Figure collection entries:

-----

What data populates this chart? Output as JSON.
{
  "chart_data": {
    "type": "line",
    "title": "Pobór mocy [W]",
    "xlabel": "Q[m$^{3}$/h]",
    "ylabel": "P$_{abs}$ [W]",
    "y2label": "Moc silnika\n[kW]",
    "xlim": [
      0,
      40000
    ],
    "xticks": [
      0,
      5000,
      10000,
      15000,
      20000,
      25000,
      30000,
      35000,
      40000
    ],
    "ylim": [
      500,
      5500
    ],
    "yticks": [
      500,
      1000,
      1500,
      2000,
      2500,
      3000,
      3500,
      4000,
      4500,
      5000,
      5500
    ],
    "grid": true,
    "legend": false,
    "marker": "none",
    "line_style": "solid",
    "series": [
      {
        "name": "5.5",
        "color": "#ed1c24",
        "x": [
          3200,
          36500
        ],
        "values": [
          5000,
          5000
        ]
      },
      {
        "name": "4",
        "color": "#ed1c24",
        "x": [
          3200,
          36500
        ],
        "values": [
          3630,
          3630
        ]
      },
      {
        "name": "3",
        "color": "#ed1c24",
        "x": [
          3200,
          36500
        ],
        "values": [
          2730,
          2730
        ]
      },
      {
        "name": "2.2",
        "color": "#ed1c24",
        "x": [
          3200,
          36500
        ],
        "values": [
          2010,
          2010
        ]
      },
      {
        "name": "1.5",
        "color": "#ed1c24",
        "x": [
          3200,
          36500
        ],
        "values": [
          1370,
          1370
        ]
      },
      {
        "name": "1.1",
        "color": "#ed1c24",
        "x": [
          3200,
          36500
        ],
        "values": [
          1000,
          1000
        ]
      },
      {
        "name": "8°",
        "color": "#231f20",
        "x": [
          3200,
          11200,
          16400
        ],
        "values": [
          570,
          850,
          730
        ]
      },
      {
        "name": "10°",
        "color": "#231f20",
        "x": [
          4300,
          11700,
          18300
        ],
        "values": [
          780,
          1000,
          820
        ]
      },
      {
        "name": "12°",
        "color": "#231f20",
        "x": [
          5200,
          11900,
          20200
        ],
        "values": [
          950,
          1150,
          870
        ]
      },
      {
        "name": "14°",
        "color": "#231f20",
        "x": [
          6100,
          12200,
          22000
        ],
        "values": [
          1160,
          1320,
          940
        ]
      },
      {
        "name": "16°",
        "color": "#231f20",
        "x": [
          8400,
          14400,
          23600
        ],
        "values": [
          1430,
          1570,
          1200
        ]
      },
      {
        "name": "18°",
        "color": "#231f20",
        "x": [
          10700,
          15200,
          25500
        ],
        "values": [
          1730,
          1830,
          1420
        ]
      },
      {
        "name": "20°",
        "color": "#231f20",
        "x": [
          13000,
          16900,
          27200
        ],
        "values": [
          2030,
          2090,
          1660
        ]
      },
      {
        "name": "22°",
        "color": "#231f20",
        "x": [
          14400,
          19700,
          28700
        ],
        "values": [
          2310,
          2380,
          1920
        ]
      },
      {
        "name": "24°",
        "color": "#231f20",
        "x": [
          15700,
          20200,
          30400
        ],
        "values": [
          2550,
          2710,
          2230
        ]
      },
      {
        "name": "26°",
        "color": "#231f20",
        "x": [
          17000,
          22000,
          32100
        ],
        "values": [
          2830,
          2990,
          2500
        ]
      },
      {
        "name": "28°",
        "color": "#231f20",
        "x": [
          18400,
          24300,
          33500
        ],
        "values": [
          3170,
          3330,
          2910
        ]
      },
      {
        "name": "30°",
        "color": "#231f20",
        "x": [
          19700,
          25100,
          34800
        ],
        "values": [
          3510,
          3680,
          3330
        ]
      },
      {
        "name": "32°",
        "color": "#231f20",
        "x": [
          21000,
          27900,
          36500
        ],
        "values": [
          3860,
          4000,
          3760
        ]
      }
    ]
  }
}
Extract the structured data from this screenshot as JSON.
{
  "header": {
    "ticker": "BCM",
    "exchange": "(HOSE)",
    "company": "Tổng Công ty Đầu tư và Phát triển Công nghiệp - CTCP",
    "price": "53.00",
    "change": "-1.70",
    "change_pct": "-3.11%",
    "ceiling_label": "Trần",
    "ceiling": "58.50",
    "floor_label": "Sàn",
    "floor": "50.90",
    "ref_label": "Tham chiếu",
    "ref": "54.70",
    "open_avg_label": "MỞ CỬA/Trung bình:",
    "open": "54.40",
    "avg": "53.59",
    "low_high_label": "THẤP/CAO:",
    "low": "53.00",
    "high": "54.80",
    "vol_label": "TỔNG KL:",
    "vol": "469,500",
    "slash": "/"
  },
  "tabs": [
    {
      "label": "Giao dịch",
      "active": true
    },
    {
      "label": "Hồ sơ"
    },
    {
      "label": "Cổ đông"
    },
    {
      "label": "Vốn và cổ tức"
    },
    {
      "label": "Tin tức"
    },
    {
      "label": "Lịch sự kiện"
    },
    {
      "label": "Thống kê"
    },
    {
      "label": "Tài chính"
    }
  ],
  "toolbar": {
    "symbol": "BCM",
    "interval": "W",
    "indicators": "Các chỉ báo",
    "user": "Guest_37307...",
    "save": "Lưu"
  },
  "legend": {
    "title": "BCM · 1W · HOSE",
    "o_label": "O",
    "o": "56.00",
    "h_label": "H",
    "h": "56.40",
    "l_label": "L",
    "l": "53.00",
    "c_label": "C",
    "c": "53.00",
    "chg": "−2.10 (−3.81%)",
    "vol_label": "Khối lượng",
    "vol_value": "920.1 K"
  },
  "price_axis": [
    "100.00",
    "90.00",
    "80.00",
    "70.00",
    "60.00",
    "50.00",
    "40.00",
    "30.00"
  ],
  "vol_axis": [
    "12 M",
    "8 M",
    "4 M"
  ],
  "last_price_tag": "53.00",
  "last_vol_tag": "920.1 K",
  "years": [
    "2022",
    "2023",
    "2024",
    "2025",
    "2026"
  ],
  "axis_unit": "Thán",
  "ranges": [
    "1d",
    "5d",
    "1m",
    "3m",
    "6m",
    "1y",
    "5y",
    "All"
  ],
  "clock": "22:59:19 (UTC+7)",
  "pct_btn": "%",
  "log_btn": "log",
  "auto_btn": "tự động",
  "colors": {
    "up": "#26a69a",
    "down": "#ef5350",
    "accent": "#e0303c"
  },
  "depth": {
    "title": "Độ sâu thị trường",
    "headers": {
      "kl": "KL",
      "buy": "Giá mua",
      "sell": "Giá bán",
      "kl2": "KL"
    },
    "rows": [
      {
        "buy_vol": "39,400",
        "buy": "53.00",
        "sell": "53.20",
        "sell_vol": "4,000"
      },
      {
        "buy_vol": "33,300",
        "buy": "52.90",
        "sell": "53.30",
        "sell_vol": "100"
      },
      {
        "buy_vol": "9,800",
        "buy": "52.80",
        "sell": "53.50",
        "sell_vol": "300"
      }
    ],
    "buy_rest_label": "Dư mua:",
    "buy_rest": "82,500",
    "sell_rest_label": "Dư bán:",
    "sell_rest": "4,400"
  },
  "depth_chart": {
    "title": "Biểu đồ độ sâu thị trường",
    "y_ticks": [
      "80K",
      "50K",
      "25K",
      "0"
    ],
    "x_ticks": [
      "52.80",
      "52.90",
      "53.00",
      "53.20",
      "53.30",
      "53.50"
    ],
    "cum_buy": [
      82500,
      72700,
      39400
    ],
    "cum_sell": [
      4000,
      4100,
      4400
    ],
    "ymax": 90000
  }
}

-----

> EXERCISE GOAL: Where a line of the entries contains the word "JSON", copy that line.

> IN RESPONSE:
What data populates this chart? Output as JSON.
Extract the structured data from this screenshot as JSON.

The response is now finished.